### Task directions
Read the lines below and count those that have the word "screenshot". Respond with the number only.

--- START OF Data lines ---

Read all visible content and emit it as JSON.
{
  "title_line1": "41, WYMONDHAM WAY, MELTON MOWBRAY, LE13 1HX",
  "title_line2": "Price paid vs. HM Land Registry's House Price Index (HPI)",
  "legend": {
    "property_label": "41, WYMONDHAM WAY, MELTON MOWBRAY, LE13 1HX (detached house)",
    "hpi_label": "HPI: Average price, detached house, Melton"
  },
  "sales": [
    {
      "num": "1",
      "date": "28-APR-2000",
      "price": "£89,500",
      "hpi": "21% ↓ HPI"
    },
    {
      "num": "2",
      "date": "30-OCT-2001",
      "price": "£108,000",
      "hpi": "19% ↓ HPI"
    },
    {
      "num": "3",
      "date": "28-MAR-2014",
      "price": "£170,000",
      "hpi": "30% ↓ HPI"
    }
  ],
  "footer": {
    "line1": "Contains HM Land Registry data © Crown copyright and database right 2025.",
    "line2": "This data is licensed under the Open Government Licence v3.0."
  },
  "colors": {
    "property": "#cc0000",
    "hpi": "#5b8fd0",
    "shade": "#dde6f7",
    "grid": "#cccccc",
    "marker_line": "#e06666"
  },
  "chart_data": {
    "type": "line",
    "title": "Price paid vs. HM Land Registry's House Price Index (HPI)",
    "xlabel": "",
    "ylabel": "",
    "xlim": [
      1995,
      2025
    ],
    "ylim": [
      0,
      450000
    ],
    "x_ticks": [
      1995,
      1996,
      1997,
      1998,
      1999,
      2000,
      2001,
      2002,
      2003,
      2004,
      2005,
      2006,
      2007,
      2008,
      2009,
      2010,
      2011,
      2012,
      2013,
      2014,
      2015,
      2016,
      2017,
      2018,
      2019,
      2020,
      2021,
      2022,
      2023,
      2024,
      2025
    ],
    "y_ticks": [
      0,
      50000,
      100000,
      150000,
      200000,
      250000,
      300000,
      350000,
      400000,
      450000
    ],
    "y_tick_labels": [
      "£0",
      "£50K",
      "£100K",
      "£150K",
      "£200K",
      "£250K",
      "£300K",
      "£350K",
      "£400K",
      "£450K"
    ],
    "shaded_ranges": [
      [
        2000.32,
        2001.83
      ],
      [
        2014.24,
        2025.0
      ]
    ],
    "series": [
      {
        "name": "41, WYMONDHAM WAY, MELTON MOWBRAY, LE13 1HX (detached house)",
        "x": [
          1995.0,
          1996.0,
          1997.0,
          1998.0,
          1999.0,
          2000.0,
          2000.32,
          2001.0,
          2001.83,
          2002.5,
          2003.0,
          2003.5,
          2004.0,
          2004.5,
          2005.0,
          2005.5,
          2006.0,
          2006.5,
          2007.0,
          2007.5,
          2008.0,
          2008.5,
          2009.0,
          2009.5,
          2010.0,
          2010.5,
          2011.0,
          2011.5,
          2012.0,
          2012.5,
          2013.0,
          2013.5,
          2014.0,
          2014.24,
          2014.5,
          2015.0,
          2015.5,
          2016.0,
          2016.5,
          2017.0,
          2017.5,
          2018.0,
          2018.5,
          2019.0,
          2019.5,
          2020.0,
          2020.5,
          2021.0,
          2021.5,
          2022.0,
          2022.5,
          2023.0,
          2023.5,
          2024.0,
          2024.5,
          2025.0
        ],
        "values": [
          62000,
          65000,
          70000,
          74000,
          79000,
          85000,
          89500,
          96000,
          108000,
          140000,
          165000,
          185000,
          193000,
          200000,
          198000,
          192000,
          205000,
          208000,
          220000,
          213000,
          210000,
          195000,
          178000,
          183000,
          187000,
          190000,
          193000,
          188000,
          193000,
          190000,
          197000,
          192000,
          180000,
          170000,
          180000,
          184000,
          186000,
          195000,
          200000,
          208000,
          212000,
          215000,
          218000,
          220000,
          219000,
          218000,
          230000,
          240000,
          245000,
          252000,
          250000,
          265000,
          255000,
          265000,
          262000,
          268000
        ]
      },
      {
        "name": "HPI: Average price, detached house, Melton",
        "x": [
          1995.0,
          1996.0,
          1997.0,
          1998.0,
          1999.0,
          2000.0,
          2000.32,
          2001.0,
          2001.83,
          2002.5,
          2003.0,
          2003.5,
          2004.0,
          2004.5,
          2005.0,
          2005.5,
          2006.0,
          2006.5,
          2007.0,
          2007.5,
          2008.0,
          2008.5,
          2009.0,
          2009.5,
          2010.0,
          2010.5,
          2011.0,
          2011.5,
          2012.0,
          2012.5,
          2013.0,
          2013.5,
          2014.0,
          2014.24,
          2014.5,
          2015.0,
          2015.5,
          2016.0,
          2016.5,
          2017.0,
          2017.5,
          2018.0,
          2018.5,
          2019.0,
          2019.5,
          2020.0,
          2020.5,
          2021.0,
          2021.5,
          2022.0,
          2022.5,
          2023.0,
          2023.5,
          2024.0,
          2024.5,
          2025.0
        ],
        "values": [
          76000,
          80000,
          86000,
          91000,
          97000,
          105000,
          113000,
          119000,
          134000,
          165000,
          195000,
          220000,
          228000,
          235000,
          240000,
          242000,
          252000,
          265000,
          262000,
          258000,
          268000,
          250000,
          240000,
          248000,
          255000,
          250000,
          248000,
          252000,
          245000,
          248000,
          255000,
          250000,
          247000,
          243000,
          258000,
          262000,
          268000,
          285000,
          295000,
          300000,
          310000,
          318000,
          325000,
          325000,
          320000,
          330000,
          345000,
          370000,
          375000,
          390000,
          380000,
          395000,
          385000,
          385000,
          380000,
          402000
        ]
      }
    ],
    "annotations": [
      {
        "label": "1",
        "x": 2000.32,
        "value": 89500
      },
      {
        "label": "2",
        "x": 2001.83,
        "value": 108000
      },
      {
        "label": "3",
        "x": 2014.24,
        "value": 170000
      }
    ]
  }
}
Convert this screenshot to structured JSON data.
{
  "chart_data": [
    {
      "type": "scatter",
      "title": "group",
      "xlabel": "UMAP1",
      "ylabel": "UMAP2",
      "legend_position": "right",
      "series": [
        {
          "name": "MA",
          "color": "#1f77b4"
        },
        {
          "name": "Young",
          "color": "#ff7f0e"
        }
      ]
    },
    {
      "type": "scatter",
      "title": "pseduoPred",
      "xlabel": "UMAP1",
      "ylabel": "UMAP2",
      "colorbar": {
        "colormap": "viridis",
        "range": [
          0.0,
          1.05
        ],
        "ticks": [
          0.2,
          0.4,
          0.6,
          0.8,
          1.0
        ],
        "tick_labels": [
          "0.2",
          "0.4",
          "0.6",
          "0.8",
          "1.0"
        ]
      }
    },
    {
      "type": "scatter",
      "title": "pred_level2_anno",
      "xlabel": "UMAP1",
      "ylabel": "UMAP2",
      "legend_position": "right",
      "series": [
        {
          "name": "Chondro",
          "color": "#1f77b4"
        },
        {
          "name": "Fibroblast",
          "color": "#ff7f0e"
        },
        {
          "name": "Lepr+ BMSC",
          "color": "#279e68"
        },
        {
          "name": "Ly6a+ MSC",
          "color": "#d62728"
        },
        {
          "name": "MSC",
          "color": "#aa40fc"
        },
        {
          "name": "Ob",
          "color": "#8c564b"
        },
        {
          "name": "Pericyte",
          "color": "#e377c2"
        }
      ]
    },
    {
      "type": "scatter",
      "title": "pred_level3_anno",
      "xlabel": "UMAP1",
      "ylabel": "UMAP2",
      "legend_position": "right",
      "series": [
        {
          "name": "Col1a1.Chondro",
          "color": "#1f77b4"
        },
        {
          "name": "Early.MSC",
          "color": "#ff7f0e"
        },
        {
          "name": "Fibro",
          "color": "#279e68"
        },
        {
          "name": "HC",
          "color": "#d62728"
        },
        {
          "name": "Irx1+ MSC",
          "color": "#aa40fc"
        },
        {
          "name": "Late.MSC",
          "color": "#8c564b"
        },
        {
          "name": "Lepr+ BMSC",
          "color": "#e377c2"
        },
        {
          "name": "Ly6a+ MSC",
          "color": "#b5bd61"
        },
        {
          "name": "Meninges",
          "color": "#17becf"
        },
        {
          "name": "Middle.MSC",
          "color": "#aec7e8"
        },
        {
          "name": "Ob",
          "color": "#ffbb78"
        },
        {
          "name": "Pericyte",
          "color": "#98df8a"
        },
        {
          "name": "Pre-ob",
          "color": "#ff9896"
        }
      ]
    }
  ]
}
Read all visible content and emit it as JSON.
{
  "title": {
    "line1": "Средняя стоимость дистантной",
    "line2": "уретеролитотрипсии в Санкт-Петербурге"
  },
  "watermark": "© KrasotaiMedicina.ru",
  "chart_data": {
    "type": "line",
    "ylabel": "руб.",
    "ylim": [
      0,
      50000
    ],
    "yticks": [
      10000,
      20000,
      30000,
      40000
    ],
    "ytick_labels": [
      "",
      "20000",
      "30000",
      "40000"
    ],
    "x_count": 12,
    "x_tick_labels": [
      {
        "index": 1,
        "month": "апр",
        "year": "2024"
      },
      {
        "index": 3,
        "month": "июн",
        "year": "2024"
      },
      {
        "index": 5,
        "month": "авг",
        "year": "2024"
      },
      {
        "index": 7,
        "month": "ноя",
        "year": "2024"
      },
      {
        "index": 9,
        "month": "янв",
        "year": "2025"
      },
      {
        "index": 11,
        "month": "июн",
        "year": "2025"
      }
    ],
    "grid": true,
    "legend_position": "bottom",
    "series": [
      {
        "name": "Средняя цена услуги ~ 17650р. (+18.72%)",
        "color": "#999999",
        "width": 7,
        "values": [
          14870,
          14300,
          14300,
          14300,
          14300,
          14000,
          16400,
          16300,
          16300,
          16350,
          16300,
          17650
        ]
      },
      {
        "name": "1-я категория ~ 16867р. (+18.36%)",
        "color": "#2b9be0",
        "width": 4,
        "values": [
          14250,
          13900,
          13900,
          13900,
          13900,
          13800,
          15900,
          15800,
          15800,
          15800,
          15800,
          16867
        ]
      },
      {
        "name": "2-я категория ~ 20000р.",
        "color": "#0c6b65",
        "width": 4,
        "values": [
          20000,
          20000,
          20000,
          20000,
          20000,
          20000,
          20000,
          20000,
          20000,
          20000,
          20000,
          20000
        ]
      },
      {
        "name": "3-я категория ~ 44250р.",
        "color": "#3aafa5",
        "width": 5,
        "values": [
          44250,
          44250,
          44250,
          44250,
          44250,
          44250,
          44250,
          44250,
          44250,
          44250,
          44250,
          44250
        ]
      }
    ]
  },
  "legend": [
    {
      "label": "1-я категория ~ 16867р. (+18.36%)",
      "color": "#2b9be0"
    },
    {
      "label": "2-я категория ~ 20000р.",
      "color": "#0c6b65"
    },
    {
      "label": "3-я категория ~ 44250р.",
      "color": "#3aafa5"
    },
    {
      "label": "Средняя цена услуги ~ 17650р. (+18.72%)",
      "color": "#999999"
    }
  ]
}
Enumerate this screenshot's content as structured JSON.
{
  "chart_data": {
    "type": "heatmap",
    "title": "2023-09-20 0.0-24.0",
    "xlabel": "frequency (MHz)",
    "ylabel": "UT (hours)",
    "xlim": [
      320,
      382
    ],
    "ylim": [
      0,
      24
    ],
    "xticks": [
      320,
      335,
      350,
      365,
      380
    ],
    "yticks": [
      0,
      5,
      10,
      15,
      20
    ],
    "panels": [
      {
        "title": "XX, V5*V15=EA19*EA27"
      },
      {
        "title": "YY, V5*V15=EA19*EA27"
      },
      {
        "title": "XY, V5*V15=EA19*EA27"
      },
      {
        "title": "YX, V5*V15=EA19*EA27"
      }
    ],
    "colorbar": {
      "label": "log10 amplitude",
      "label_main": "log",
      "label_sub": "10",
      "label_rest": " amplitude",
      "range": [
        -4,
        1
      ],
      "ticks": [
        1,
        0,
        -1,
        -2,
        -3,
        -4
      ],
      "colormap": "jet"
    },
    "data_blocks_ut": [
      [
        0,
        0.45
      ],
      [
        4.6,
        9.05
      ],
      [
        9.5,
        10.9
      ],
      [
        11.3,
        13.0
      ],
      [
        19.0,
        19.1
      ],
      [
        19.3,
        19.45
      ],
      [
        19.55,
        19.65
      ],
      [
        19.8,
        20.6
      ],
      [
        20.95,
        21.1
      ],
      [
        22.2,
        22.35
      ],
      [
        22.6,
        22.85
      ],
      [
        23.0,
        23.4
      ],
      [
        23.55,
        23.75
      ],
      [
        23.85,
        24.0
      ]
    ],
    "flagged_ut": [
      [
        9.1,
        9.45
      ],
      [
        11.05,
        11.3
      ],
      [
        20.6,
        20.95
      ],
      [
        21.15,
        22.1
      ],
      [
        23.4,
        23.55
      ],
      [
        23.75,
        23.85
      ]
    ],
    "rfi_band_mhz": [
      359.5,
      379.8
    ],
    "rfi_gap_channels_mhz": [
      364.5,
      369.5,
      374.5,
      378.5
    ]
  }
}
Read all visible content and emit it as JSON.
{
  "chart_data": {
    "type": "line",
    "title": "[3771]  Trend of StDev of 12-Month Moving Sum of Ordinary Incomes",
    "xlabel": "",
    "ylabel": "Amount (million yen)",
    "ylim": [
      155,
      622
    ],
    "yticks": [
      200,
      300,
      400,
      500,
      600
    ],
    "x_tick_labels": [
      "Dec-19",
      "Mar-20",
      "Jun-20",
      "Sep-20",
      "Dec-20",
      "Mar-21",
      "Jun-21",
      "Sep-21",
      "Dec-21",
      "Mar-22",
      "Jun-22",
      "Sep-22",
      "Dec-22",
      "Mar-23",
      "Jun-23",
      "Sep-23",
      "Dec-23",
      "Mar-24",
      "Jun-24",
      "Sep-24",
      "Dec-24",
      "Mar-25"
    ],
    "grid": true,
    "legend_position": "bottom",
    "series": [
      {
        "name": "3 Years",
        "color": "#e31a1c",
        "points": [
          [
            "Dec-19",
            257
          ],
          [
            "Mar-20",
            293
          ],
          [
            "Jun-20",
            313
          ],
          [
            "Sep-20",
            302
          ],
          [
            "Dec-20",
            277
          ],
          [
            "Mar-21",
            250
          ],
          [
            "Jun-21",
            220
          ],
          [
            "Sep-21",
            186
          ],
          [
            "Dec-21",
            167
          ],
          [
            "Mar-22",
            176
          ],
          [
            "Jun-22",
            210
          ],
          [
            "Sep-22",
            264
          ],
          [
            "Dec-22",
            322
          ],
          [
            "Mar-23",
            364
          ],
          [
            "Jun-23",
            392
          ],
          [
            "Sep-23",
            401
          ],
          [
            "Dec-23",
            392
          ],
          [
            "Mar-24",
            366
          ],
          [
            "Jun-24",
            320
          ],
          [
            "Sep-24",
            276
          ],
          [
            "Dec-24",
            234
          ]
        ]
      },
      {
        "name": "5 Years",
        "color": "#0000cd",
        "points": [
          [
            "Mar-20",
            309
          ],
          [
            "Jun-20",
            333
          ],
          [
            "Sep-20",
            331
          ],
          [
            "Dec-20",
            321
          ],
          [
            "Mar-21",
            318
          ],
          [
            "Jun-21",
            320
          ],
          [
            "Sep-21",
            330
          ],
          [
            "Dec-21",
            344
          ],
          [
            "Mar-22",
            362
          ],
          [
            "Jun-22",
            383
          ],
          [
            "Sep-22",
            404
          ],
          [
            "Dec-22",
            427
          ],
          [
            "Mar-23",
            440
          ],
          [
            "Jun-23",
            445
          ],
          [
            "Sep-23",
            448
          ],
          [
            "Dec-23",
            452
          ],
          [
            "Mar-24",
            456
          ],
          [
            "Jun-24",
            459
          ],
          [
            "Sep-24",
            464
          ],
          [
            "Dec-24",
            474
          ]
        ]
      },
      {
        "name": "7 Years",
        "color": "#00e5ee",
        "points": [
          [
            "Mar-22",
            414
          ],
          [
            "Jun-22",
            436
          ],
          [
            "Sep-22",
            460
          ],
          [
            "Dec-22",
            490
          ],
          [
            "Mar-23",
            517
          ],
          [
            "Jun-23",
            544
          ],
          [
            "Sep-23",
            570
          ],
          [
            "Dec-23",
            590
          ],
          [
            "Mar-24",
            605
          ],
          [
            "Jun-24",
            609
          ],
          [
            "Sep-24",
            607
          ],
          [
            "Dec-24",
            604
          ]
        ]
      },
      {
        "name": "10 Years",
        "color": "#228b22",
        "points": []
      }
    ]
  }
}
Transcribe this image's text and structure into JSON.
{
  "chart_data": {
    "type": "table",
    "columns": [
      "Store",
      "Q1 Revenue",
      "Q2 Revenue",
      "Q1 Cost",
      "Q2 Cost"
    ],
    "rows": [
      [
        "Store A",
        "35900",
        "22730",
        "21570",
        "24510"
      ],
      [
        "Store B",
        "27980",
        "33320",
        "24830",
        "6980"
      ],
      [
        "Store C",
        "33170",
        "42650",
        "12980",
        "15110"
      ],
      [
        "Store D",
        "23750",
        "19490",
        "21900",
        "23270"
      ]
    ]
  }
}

--- END OF Data lines ---

### Result of this exercise
2